Determine the number of lines that have the string "colors" in them, and give only that number.

(Figure collection entries)
# # #

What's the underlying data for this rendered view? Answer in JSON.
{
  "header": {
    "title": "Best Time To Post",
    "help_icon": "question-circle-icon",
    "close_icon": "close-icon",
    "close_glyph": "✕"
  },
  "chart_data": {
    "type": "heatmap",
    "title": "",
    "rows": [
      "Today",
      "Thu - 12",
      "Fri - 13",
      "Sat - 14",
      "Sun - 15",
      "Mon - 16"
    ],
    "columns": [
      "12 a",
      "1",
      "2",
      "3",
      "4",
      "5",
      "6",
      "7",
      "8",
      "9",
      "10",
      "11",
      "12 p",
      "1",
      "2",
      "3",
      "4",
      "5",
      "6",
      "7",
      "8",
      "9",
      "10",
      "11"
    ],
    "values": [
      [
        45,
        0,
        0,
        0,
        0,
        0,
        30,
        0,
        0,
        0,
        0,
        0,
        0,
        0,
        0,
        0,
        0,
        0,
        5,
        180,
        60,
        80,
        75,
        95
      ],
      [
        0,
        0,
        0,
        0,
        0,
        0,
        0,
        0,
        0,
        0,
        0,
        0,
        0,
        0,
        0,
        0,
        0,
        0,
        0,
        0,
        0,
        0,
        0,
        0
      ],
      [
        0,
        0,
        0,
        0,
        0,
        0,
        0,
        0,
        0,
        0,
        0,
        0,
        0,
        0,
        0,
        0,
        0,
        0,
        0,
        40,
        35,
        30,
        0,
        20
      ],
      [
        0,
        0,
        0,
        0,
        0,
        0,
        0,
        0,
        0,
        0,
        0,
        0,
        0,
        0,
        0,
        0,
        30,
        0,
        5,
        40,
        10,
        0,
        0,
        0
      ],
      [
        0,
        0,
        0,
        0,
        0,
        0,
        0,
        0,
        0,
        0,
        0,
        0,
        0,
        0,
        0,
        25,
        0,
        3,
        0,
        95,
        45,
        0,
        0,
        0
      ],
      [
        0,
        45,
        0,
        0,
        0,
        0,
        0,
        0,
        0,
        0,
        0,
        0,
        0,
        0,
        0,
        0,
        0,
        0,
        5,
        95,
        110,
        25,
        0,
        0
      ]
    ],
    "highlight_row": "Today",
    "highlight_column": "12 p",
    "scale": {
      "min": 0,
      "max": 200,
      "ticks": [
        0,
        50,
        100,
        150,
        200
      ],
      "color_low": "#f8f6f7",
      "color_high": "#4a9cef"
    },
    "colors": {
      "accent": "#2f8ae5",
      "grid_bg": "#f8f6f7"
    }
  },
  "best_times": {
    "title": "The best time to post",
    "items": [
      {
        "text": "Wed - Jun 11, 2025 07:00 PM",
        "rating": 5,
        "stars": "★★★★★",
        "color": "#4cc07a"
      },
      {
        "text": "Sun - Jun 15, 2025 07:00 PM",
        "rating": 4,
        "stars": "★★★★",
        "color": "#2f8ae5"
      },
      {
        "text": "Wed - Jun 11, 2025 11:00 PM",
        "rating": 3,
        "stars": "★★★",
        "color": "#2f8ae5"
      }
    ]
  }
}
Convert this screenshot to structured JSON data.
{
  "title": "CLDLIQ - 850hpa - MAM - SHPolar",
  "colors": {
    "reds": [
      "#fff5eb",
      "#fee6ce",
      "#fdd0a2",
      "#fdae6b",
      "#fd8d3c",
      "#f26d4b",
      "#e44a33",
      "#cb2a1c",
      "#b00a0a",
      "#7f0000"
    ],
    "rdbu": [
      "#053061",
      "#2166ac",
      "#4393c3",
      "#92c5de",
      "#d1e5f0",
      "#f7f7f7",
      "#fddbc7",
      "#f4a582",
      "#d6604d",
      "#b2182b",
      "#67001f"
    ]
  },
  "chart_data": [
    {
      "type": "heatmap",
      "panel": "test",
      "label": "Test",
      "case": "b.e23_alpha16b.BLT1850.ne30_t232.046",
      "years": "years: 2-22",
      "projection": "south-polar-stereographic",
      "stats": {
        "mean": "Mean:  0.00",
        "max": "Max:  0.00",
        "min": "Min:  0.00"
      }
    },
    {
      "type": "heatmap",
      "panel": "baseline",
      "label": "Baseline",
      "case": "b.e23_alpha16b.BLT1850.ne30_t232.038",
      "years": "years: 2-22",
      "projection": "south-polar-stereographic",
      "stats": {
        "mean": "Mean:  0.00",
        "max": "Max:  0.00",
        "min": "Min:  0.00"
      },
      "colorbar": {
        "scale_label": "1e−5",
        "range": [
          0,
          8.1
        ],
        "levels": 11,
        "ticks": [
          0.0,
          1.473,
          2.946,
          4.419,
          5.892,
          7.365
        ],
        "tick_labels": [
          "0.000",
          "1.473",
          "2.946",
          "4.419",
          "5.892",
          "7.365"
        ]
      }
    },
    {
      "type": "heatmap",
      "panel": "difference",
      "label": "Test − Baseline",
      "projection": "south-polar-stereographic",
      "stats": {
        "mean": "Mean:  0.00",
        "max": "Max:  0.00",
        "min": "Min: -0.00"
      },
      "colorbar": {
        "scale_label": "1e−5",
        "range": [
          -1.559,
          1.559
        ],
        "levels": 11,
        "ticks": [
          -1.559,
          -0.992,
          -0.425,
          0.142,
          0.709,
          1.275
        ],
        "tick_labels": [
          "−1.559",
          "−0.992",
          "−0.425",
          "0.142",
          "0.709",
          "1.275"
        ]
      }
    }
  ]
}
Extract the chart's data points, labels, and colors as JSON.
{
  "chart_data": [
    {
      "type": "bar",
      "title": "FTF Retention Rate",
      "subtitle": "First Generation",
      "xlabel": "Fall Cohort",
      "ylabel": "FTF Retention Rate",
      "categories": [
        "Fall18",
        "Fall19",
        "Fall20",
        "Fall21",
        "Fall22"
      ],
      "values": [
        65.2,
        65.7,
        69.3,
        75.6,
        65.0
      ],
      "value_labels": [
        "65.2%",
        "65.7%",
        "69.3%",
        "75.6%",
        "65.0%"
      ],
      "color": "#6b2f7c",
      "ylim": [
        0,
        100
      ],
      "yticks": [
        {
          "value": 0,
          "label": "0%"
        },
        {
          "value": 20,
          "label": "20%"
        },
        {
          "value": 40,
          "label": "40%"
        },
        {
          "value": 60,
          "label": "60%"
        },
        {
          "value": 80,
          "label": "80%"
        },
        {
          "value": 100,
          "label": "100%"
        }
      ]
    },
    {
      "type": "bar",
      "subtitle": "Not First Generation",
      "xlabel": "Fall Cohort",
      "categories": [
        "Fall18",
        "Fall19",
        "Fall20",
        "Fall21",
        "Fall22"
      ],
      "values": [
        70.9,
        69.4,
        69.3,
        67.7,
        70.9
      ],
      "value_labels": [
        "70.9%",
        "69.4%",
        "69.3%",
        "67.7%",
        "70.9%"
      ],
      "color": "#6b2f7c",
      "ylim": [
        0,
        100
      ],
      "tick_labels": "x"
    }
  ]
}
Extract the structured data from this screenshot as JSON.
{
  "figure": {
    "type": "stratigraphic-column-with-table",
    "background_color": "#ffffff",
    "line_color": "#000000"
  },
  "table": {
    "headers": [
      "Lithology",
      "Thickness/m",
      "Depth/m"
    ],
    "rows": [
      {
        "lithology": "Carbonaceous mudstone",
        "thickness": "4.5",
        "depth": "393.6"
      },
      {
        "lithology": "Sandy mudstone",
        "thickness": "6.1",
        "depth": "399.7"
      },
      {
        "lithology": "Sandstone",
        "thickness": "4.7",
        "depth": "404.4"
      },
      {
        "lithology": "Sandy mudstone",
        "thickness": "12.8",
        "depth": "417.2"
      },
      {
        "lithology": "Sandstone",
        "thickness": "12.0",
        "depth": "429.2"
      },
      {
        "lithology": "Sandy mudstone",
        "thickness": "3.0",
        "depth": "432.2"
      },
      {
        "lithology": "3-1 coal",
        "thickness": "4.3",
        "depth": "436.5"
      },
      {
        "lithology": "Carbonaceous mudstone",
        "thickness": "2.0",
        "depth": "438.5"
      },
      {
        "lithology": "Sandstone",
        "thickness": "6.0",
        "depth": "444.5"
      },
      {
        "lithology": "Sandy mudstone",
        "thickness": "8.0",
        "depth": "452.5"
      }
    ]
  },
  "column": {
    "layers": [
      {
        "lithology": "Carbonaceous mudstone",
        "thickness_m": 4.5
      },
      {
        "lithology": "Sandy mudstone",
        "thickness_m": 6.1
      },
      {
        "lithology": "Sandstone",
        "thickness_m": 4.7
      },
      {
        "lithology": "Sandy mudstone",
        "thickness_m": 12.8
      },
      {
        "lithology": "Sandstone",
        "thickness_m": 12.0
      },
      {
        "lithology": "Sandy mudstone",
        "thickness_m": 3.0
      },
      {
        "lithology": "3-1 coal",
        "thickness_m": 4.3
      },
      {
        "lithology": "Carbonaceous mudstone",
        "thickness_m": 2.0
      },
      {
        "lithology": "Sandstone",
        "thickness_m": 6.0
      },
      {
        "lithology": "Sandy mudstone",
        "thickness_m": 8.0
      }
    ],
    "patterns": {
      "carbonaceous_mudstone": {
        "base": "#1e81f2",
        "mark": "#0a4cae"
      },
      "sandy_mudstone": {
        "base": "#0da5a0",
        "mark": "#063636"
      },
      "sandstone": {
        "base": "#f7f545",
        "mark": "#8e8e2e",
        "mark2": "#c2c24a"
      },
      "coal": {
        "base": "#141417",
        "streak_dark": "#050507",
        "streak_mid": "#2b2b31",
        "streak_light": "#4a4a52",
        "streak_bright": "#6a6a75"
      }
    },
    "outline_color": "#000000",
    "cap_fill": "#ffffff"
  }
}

# # #

● Answer to this problem: 3